- Page -

— start —

Stars Was Enough

*Finding A Song That Saved Me: A Personal Exploration of Michaela Anne’s “Stars” (2016)*

by Kroes den Bock

It’s the shapeless hours that get to you, the afternoons when window light blurs plans and the silence in your home seems to judge you for the things left undone. That’s when certain songs find their tender mark. For me, there is one such song, adrift in the swelling tide of country releases from the last decade, that has never gotten its due—Michaela Anne’s “Stars,” from her criminally overlooked 2016 album *Bright Lights and the Fame*. It’s not the song you’ll hear at a bar or see covered by rising singer-songwriters on TikTok. I hardly see it mentioned in passing, even among Americana enthusiasts, let alone the mainstream. It’s as if it slipped through the cracks, waiting only for those of us willing to listen a little closer, a little more desperately.

“Stars” is a country song, undeniably—steel guitar that weeps like a faraway train, a soft percussive shuffle, and a melody that roots itself in the heart. But Michaela Anne—blessed with a plaintive, careful voice—delivers something so intimate it bypassed radio play entirely. It’s a song that might have been lost, had I not stumbled on it late one autumn night, whiskey-stained and weary, in my apartment, hopelessly searching for reasons to not close myself further to the world.

She opens:

*“We sat on the hood of your best friend’s car,
Talking ’bout dreams, just counting the stars.

— end —

- What is needed -
Summarize the essay in two sentences. The material that follows the essay can be left aside.

- Excerpted data -
— start —

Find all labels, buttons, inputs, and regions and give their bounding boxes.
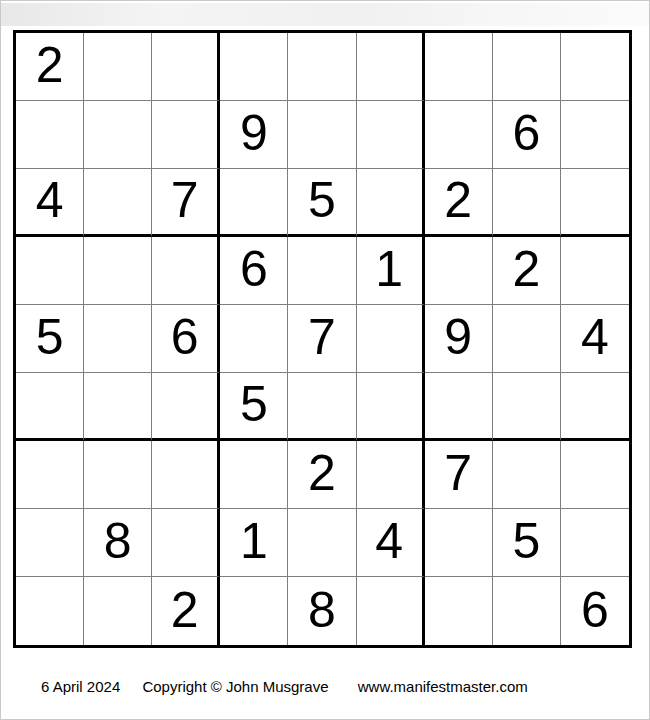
cell-r4c2[interactable] [84, 237, 152, 305]
cell-r6c5[interactable] [288, 373, 356, 441]
cell-r8c2[interactable]: 8 [84, 509, 152, 577]
cell-r8c8[interactable]: 5 [493, 509, 561, 577]
cell-r1c2[interactable] [84, 33, 152, 101]
cell-r8c6[interactable]: 4 [357, 509, 425, 577]
cell-r5c8[interactable] [493, 305, 561, 373]
cell-r9c9[interactable]: 6 [561, 577, 629, 645]
cell-r8c9[interactable] [561, 509, 629, 577]
cell-r1c4[interactable] [220, 33, 288, 101]
cell-r1c9[interactable] [561, 33, 629, 101]
cell-r7c5[interactable]: 2 [288, 441, 356, 509]
cell-r5c3[interactable]: 6 [152, 305, 220, 373]
cell-r2c5[interactable] [288, 101, 356, 169]
cell-r9c4[interactable] [220, 577, 288, 645]
cell-r4c3[interactable] [152, 237, 220, 305]
cell-r3c2[interactable] [84, 169, 152, 237]
cell-r5c9[interactable]: 4 [561, 305, 629, 373]
cell-r4c4[interactable]: 6 [220, 237, 288, 305]
footer-copyright: Copyright © John Musgrave [142, 678, 328, 695]
cell-r8c1[interactable] [16, 509, 84, 577]
cell-r2c1[interactable] [16, 101, 84, 169]
cell-r4c1[interactable] [16, 237, 84, 305]
cell-r9c1[interactable] [16, 577, 84, 645]
cell-r3c6[interactable] [357, 169, 425, 237]
window-top-bar [1, 3, 649, 26]
cell-r7c1[interactable] [16, 441, 84, 509]
cell-r4c6[interactable]: 1 [357, 237, 425, 305]
cell-r3c4[interactable] [220, 169, 288, 237]
cell-r8c3[interactable] [152, 509, 220, 577]
footer-website: www.manifestmaster.com [358, 678, 528, 695]
cell-r9c6[interactable] [357, 577, 425, 645]
cell-r8c5[interactable] [288, 509, 356, 577]
sudoku-board: 2964752612567945278145286 [13, 30, 632, 648]
cell-r2c7[interactable] [425, 101, 493, 169]
cell-r7c3[interactable] [152, 441, 220, 509]
cell-r2c4[interactable]: 9 [220, 101, 288, 169]
cell-r4c8[interactable]: 2 [493, 237, 561, 305]
cell-r7c8[interactable] [493, 441, 561, 509]
cell-r4c9[interactable] [561, 237, 629, 305]
cell-r5c1[interactable]: 5 [16, 305, 84, 373]
footer: 6 April 2024 Copyright © John Musgrave w… [41, 678, 528, 695]
cell-r7c7[interactable]: 7 [425, 441, 493, 509]
cell-r9c8[interactable] [493, 577, 561, 645]
sudoku-puzzle-page: 2964752612567945278145286 6 April 2024 C… [0, 0, 650, 720]
cell-r9c5[interactable]: 8 [288, 577, 356, 645]
cell-r1c6[interactable] [357, 33, 425, 101]
cell-r2c6[interactable] [357, 101, 425, 169]
cell-r6c9[interactable] [561, 373, 629, 441]
cell-r5c6[interactable] [357, 305, 425, 373]
cell-r9c2[interactable] [84, 577, 152, 645]
footer-date: 6 April 2024 [41, 678, 120, 695]
cell-r6c4[interactable]: 5 [220, 373, 288, 441]
cell-r3c7[interactable]: 2 [425, 169, 493, 237]
cell-r8c4[interactable]: 1 [220, 509, 288, 577]
cell-r1c3[interactable] [152, 33, 220, 101]
cell-r7c4[interactable] [220, 441, 288, 509]
cell-r3c3[interactable]: 7 [152, 169, 220, 237]
cell-r7c9[interactable] [561, 441, 629, 509]
cell-r7c2[interactable] [84, 441, 152, 509]
cell-r2c8[interactable]: 6 [493, 101, 561, 169]
cell-r6c3[interactable] [152, 373, 220, 441]
cell-r2c3[interactable] [152, 101, 220, 169]
cell-r3c1[interactable]: 4 [16, 169, 84, 237]
cell-r4c7[interactable] [425, 237, 493, 305]
cell-r3c5[interactable]: 5 [288, 169, 356, 237]
cell-r1c7[interactable] [425, 33, 493, 101]
cell-r6c2[interactable] [84, 373, 152, 441]
cell-r5c5[interactable]: 7 [288, 305, 356, 373]
cell-r3c8[interactable] [493, 169, 561, 237]
cell-r6c7[interactable] [425, 373, 493, 441]
cell-r9c3[interactable]: 2 [152, 577, 220, 645]
cell-r6c8[interactable] [493, 373, 561, 441]
cell-r1c8[interactable] [493, 33, 561, 101]
cell-r1c5[interactable] [288, 33, 356, 101]
cell-r6c1[interactable] [16, 373, 84, 441]
cell-r3c9[interactable] [561, 169, 629, 237]
cell-r6c6[interactable] [357, 373, 425, 441]
cell-r4c5[interactable] [288, 237, 356, 305]
cell-r7c6[interactable] [357, 441, 425, 509]
cell-r2c2[interactable] [84, 101, 152, 169]
cell-r5c7[interactable]: 9 [425, 305, 493, 373]
cell-r1c1[interactable]: 2 [16, 33, 84, 101]
cell-r9c7[interactable] [425, 577, 493, 645]
cell-r5c4[interactable] [220, 305, 288, 373]
cell-r8c7[interactable] [425, 509, 493, 577]
cell-r2c9[interactable] [561, 101, 629, 169]
cell-r5c2[interactable] [84, 305, 152, 373]
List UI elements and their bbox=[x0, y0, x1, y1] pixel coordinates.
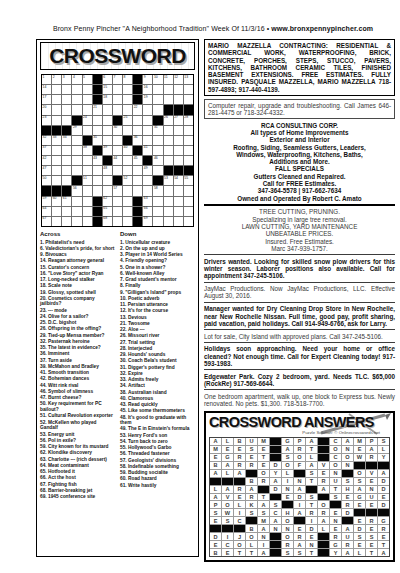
grid-cell[interactable] bbox=[123, 217, 132, 226]
grid-cell[interactable] bbox=[113, 207, 122, 216]
grid-cell[interactable] bbox=[93, 186, 102, 195]
black-square bbox=[222, 525, 233, 532]
grid-cell[interactable] bbox=[52, 166, 61, 175]
solution-cell: E bbox=[318, 470, 329, 477]
clue-item: 11. Persian utterance bbox=[120, 302, 195, 308]
grid-cell[interactable]: 28 bbox=[184, 116, 193, 125]
grid-cell[interactable] bbox=[164, 126, 173, 135]
masthead-text: Bronx Penny Pincher "A Neighborhood Trad… bbox=[53, 25, 271, 32]
clue-number: 42 bbox=[43, 156, 47, 160]
solution-cell: E bbox=[246, 454, 257, 461]
grid-cell[interactable]: 65 bbox=[103, 207, 112, 216]
grid-cell[interactable] bbox=[153, 166, 162, 175]
clue-number: 2 bbox=[53, 75, 55, 79]
grid-cell[interactable] bbox=[52, 156, 61, 165]
grid-cell[interactable] bbox=[113, 105, 122, 114]
grid-cell[interactable] bbox=[83, 126, 92, 135]
black-square bbox=[153, 176, 162, 185]
grid-cell[interactable] bbox=[62, 85, 71, 94]
grid-cell[interactable] bbox=[153, 136, 162, 145]
clue-item: 68. Barrier-breaking jet bbox=[40, 488, 115, 494]
grid-cell[interactable] bbox=[62, 217, 71, 226]
grid-cell[interactable] bbox=[143, 126, 152, 135]
clue-number: 28 bbox=[184, 115, 188, 119]
solution-cell: B bbox=[210, 462, 221, 469]
answers-credit: Puzzle Solution: © Onlinecrosswords.net bbox=[209, 430, 380, 435]
grid-cell[interactable] bbox=[62, 176, 71, 185]
grid-cell[interactable]: 67 bbox=[42, 217, 51, 226]
grid-cell[interactable] bbox=[133, 186, 142, 195]
black-square bbox=[184, 105, 193, 114]
grid-cell[interactable] bbox=[123, 197, 132, 206]
solution-cell: S bbox=[306, 494, 317, 501]
grid-cell[interactable]: 48 bbox=[103, 166, 112, 175]
clue-item: 18. Scale note bbox=[40, 283, 115, 289]
solution-cell: E bbox=[342, 494, 353, 501]
clue-item: 26. Offspring in the offing? bbox=[40, 326, 115, 332]
ad-text-line: One bedroom apartment, walk up, one bloc… bbox=[204, 393, 395, 408]
ad-text-line: Marc 347-939-1757. bbox=[204, 245, 395, 252]
clue-item: 6. Well-known Alley bbox=[120, 271, 195, 277]
solution-cell: H bbox=[282, 509, 293, 516]
solution-cell: I bbox=[294, 501, 305, 508]
grid-cell[interactable] bbox=[174, 156, 183, 165]
black-square bbox=[93, 85, 102, 94]
grid-cell[interactable]: 17 bbox=[42, 95, 51, 104]
grid-cell[interactable] bbox=[83, 95, 92, 104]
clue-number: 54 bbox=[174, 176, 178, 180]
grid-cell[interactable] bbox=[93, 176, 102, 185]
grid-cell[interactable] bbox=[62, 116, 71, 125]
grid-cell[interactable] bbox=[62, 156, 71, 165]
ad-text-line: LAWN CUTTING, YARD MAINTENANCE bbox=[204, 223, 395, 230]
grid-cell[interactable] bbox=[164, 217, 173, 226]
grid-cell[interactable] bbox=[93, 166, 102, 175]
grid-cell[interactable] bbox=[143, 186, 152, 195]
grid-cell[interactable]: 35 bbox=[93, 136, 102, 145]
grid-cell[interactable]: 55 bbox=[184, 176, 193, 185]
grid-cell[interactable] bbox=[184, 95, 193, 104]
grid-cell[interactable]: 66 bbox=[143, 207, 152, 216]
solution-cell: T bbox=[258, 494, 269, 501]
grid-cell[interactable] bbox=[52, 95, 61, 104]
grid-cell[interactable] bbox=[174, 95, 183, 104]
clue-number: 63 bbox=[144, 196, 148, 200]
ad-text-line: Owned and Operated By Robert C. Amato bbox=[204, 195, 395, 202]
grid-cell[interactable] bbox=[83, 156, 92, 165]
grid-cell[interactable]: 57 bbox=[113, 186, 122, 195]
grid-cell[interactable] bbox=[164, 146, 173, 155]
grid-cell[interactable]: 18 bbox=[103, 95, 112, 104]
grid-cell[interactable] bbox=[113, 166, 122, 175]
clue-item: 21. Twosome bbox=[120, 321, 195, 327]
ad-text-line: UNBEATABLE PRICES. bbox=[204, 230, 395, 237]
black-square bbox=[366, 509, 377, 516]
grid-cell[interactable]: 7 bbox=[113, 75, 122, 84]
grid-cell[interactable]: 12 bbox=[174, 75, 183, 84]
grid-cell[interactable] bbox=[72, 217, 81, 226]
grid-cell[interactable] bbox=[133, 176, 142, 185]
grid-cell[interactable]: 56 bbox=[72, 186, 81, 195]
grid-cell[interactable]: 36 bbox=[133, 136, 142, 145]
grid-cell[interactable] bbox=[62, 146, 71, 155]
grid-cell[interactable]: 37 bbox=[42, 146, 51, 155]
grid-cell[interactable] bbox=[72, 146, 81, 155]
grid-cell[interactable] bbox=[62, 105, 71, 114]
grid-cell[interactable]: 9 bbox=[143, 75, 152, 84]
solution-cell: D bbox=[270, 462, 281, 469]
clue-number: 14 bbox=[43, 85, 47, 89]
grid-cell[interactable]: 21 bbox=[93, 105, 102, 114]
grid-cell[interactable]: 34 bbox=[62, 136, 71, 145]
grid-cell[interactable]: 47 bbox=[42, 166, 51, 175]
grid-cell[interactable] bbox=[184, 85, 193, 94]
grid-cell[interactable] bbox=[113, 136, 122, 145]
solution-cell: A bbox=[258, 525, 269, 532]
grid-cell[interactable]: 42 bbox=[42, 156, 51, 165]
clue-item: 29. Tied-up Mensa member? bbox=[40, 333, 115, 339]
ad-text-line: Insured. Free Estimates. bbox=[204, 238, 395, 245]
grid-cell[interactable] bbox=[123, 156, 132, 165]
grid-cell[interactable] bbox=[113, 146, 122, 155]
grid-cell[interactable] bbox=[153, 85, 162, 94]
solution-cell: E bbox=[330, 525, 341, 532]
clue-item: 45. Like some thermometers bbox=[120, 408, 195, 414]
grid-cell[interactable]: 41 bbox=[143, 146, 152, 155]
grid-cell[interactable] bbox=[174, 186, 183, 195]
grid-cell[interactable]: 62 bbox=[103, 197, 112, 206]
grid-cell[interactable]: 43 bbox=[93, 156, 102, 165]
grid-cell[interactable]: 60 bbox=[52, 197, 61, 206]
grid-cell[interactable] bbox=[174, 126, 183, 135]
solution-cell: A bbox=[246, 486, 257, 493]
grid-cell[interactable]: 40 bbox=[123, 146, 132, 155]
grid-cell[interactable] bbox=[123, 166, 132, 175]
clue-item: 61. Write hastily bbox=[120, 483, 195, 489]
clue-item: 5. One in a shower? bbox=[120, 265, 195, 271]
classifieds-column: MARIO MAZZELLA CONTRACTING: RESIDENTIAL … bbox=[204, 39, 395, 562]
grid-cell[interactable] bbox=[133, 166, 142, 175]
grid-cell[interactable]: 49 bbox=[143, 166, 152, 175]
solution-cell: G bbox=[222, 454, 233, 461]
grid-cell[interactable]: 32 bbox=[42, 136, 51, 145]
grid-cell[interactable] bbox=[103, 116, 112, 125]
solution-cell: U bbox=[246, 438, 257, 445]
grid-cell[interactable]: 50 bbox=[42, 176, 51, 185]
grid-cell[interactable]: 19 bbox=[143, 95, 152, 104]
clue-item: 23. --- mode bbox=[40, 308, 115, 314]
grid-cell[interactable] bbox=[133, 116, 142, 125]
grid-cell[interactable]: 33 bbox=[52, 136, 61, 145]
clue-number: 4 bbox=[73, 75, 75, 79]
ad-text-line: Holidays soon approaching. Need your hom… bbox=[204, 345, 395, 367]
grid-cell[interactable]: 5 bbox=[83, 75, 92, 84]
grid-cell[interactable] bbox=[72, 166, 81, 175]
solution-cell: N bbox=[306, 541, 317, 548]
grid-cell[interactable] bbox=[52, 146, 61, 155]
grid-cell[interactable]: 30 bbox=[113, 126, 122, 135]
grid-cell[interactable]: 20 bbox=[42, 105, 51, 114]
grid-cell[interactable] bbox=[83, 85, 92, 94]
black-square bbox=[133, 146, 142, 155]
grid-cell[interactable] bbox=[174, 85, 183, 94]
black-square bbox=[153, 116, 162, 125]
grid-cell[interactable] bbox=[93, 116, 102, 125]
grid-cell[interactable] bbox=[83, 186, 92, 195]
grid-cell[interactable]: 61 bbox=[62, 197, 71, 206]
grid-cell[interactable]: 27 bbox=[174, 116, 183, 125]
clue-item: 43. Read quickly bbox=[120, 402, 195, 408]
solution-cell: R bbox=[294, 533, 305, 540]
solution-cell: N bbox=[282, 525, 293, 532]
grid-cell[interactable]: 52 bbox=[123, 176, 132, 185]
grid-cell[interactable] bbox=[184, 186, 193, 195]
grid-cell[interactable] bbox=[143, 176, 152, 185]
black-square bbox=[62, 126, 71, 135]
black-square bbox=[318, 454, 329, 461]
grid-cell[interactable]: 38 bbox=[83, 146, 92, 155]
grid-cell[interactable] bbox=[123, 105, 132, 114]
grid-cell[interactable] bbox=[72, 85, 81, 94]
solution-cell: R bbox=[282, 541, 293, 548]
grid-cell[interactable] bbox=[184, 146, 193, 155]
ad-text-line: FALL SPECIALS bbox=[204, 165, 395, 172]
grid-cell[interactable] bbox=[184, 136, 193, 145]
grid-cell[interactable]: 23 bbox=[42, 116, 51, 125]
grid-cell[interactable] bbox=[164, 95, 173, 104]
solution-cell: V bbox=[318, 462, 329, 469]
grid-cell[interactable]: 64 bbox=[42, 207, 51, 216]
grid-cell[interactable] bbox=[72, 105, 81, 114]
grid-cell[interactable]: 6 bbox=[103, 75, 112, 84]
grid-cell[interactable]: 26 bbox=[164, 116, 173, 125]
grid-cell[interactable] bbox=[153, 105, 162, 114]
grid-cell[interactable] bbox=[113, 95, 122, 104]
grid-cell[interactable] bbox=[83, 197, 92, 206]
black-square bbox=[366, 462, 377, 469]
grid-cell[interactable]: 15 bbox=[103, 85, 112, 94]
black-square bbox=[342, 517, 353, 524]
grid-cell[interactable] bbox=[52, 116, 61, 125]
solution-cell: O bbox=[294, 454, 305, 461]
solution-cell: A bbox=[210, 438, 221, 445]
grid-cell[interactable] bbox=[72, 156, 81, 165]
grid-cell[interactable] bbox=[133, 126, 142, 135]
grid-cell[interactable]: 3 bbox=[62, 75, 71, 84]
grid-cell[interactable] bbox=[52, 105, 61, 114]
grid-cell[interactable] bbox=[103, 126, 112, 135]
grid-cell[interactable] bbox=[123, 95, 132, 104]
grid-cell[interactable] bbox=[72, 95, 81, 104]
clue-number: 9 bbox=[144, 75, 146, 79]
clue-item: 24. Olive for a sailor? bbox=[40, 314, 115, 320]
grid-cell[interactable]: 11 bbox=[164, 75, 173, 84]
grid-cell[interactable]: 69 bbox=[143, 217, 152, 226]
grid-cell[interactable]: 59 bbox=[42, 197, 51, 206]
grid-cell[interactable]: 51 bbox=[83, 176, 92, 185]
solution-cell: S bbox=[330, 494, 341, 501]
solution-cell: S bbox=[222, 517, 233, 524]
solution-cell: E bbox=[366, 478, 377, 485]
grid-cell[interactable]: 2 bbox=[52, 75, 61, 84]
clue-item: 62. Klondike discovery bbox=[40, 450, 115, 456]
ad-text-line: All types of Home Improvements bbox=[204, 129, 395, 136]
grid-cell[interactable] bbox=[174, 146, 183, 155]
grid-cell[interactable] bbox=[184, 207, 193, 216]
grid-cell[interactable]: 14 bbox=[42, 85, 51, 94]
solution-cell: L bbox=[234, 501, 245, 508]
solution-cell: S bbox=[378, 438, 389, 445]
black-square bbox=[234, 478, 245, 485]
grid-cell[interactable] bbox=[174, 197, 183, 206]
solution-cell: N bbox=[258, 533, 269, 540]
grid-cell[interactable] bbox=[103, 186, 112, 195]
grid-cell[interactable] bbox=[103, 176, 112, 185]
solution-cell: Y bbox=[378, 454, 389, 461]
clue-item: 9. Bivouacs bbox=[40, 252, 115, 258]
grid-cell[interactable] bbox=[113, 197, 122, 206]
grid-cell[interactable]: 4 bbox=[72, 75, 81, 84]
grid-cell[interactable] bbox=[72, 136, 81, 145]
grid-cell[interactable] bbox=[184, 197, 193, 206]
across-column: Across 1. Philatelist's need6. Valedicto… bbox=[40, 231, 115, 500]
grid-cell[interactable]: 22 bbox=[133, 105, 142, 114]
grid-cell[interactable] bbox=[52, 207, 61, 216]
grid-cell[interactable] bbox=[174, 207, 183, 216]
solution-cell: S bbox=[366, 533, 377, 540]
black-square bbox=[234, 525, 245, 532]
grid-cell[interactable]: 8 bbox=[123, 75, 132, 84]
black-square bbox=[318, 438, 329, 445]
grid-cell[interactable] bbox=[123, 85, 132, 94]
grid-cell[interactable] bbox=[174, 136, 183, 145]
solution-cell: I bbox=[234, 509, 245, 516]
black-square bbox=[270, 533, 281, 540]
grid-cell[interactable] bbox=[72, 197, 81, 206]
black-square bbox=[294, 470, 305, 477]
grid-cell[interactable] bbox=[184, 156, 193, 165]
grid-cell[interactable] bbox=[113, 85, 122, 94]
grid-cell[interactable] bbox=[52, 85, 61, 94]
grid-cell[interactable]: 68 bbox=[103, 217, 112, 226]
black-square bbox=[93, 207, 102, 216]
grid-cell[interactable] bbox=[62, 207, 71, 216]
black-square bbox=[246, 517, 257, 524]
clue-number: 44 bbox=[113, 156, 117, 160]
grid-cell[interactable] bbox=[83, 217, 92, 226]
black-square bbox=[318, 533, 329, 540]
grid-cell[interactable] bbox=[164, 186, 173, 195]
solution-cell: A bbox=[378, 470, 389, 477]
clue-number: 13 bbox=[184, 75, 188, 79]
solution-cell: A bbox=[210, 494, 221, 501]
grid-cell[interactable] bbox=[83, 166, 92, 175]
grid-cell[interactable] bbox=[153, 146, 162, 155]
solution-cell: T bbox=[306, 549, 317, 556]
clue-number: 43 bbox=[93, 156, 97, 160]
grid-cell[interactable]: 63 bbox=[143, 197, 152, 206]
grid-cell[interactable]: 31 bbox=[153, 126, 162, 135]
grid-cell[interactable]: 25 bbox=[123, 116, 132, 125]
grid-cell[interactable] bbox=[93, 126, 102, 135]
solution-cell: A bbox=[234, 470, 245, 477]
ads-list: MARIO MAZZELLA CONTRACTING: RESIDENTIAL … bbox=[204, 39, 395, 410]
grid-cell[interactable] bbox=[143, 105, 152, 114]
grid-cell[interactable]: 24 bbox=[83, 116, 92, 125]
grid-cell[interactable] bbox=[123, 126, 132, 135]
solution-cell: T bbox=[366, 549, 377, 556]
grid-cell[interactable]: 53 bbox=[164, 176, 173, 185]
grid-cell[interactable] bbox=[123, 186, 132, 195]
grid-cell[interactable] bbox=[174, 217, 183, 226]
grid-cell[interactable]: 10 bbox=[153, 75, 162, 84]
grid-cell[interactable] bbox=[143, 116, 152, 125]
grid-cell[interactable] bbox=[153, 207, 162, 216]
grid-cell[interactable]: 16 bbox=[143, 85, 152, 94]
clue-number: 68 bbox=[103, 216, 107, 220]
grid-cell[interactable] bbox=[72, 207, 81, 216]
ad-text-line: MARIO MAZZELLA CONTRACTING: RESIDENTIAL … bbox=[208, 42, 391, 93]
grid-cell[interactable] bbox=[164, 197, 173, 206]
grid-cell[interactable] bbox=[153, 217, 162, 226]
grid-cell[interactable] bbox=[123, 207, 132, 216]
black-square bbox=[93, 95, 102, 104]
solution-cell: L bbox=[378, 446, 389, 453]
solution-cell: O bbox=[234, 541, 245, 548]
grid-cell[interactable]: 44 bbox=[113, 156, 122, 165]
solution-cell: U bbox=[366, 494, 377, 501]
grid-cell[interactable] bbox=[62, 166, 71, 175]
grid-cell[interactable]: 13 bbox=[184, 75, 193, 84]
grid-cell[interactable] bbox=[83, 207, 92, 216]
grid-cell[interactable] bbox=[164, 136, 173, 145]
black-square bbox=[354, 462, 365, 469]
grid-cell[interactable] bbox=[143, 136, 152, 145]
clue-item: 6. Valedictorian's pride, for short bbox=[40, 246, 115, 252]
grid-cell[interactable] bbox=[184, 126, 193, 135]
grid-cell[interactable] bbox=[52, 217, 61, 226]
clue-number: 40 bbox=[124, 145, 128, 149]
grid-cell[interactable] bbox=[184, 217, 193, 226]
black-square bbox=[93, 75, 102, 84]
solution-cell: W bbox=[222, 509, 233, 516]
grid-cell[interactable] bbox=[164, 85, 173, 94]
grid-cell[interactable] bbox=[164, 156, 173, 165]
grid-cell[interactable] bbox=[164, 207, 173, 216]
grid-cell[interactable] bbox=[103, 105, 112, 114]
grid-cell[interactable] bbox=[52, 176, 61, 185]
grid-cell[interactable]: 1 bbox=[42, 75, 51, 84]
grid-cell[interactable]: 54 bbox=[174, 176, 183, 185]
black-square bbox=[133, 197, 142, 206]
solution-cell: M bbox=[354, 438, 365, 445]
grid-cell[interactable] bbox=[103, 136, 112, 145]
grid-cell[interactable]: 46 bbox=[153, 156, 162, 165]
grid-cell[interactable] bbox=[113, 217, 122, 226]
grid-cell[interactable] bbox=[153, 95, 162, 104]
grid-cell[interactable]: 45 bbox=[133, 156, 142, 165]
grid-cell[interactable]: 58 bbox=[153, 186, 162, 195]
clue-item: 49. The E in Einstein's formula bbox=[120, 426, 195, 432]
down-list: 1. Unicellular creature2. On the up and … bbox=[120, 240, 195, 489]
grid-cell[interactable]: 29 bbox=[72, 126, 81, 135]
grid-cell[interactable]: 39 bbox=[103, 146, 112, 155]
solution-cell: O bbox=[354, 470, 365, 477]
clue-item: 26. Missouri river bbox=[120, 333, 195, 339]
grid-cell[interactable] bbox=[83, 105, 92, 114]
grid-cell[interactable] bbox=[62, 95, 71, 104]
grid-cell[interactable] bbox=[153, 197, 162, 206]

— end —

- Expected answer -
The essay presents Michaela Anne's "Stars," from her 2016 album Bright Lights and the Fame, as an overlooked country song that is rarely mentioned even among Americana enthusiasts. The writer describes its weeping steel guitar, soft percussive shuffle and intimate vocal, and recalls finding it late one autumn night while weary at home.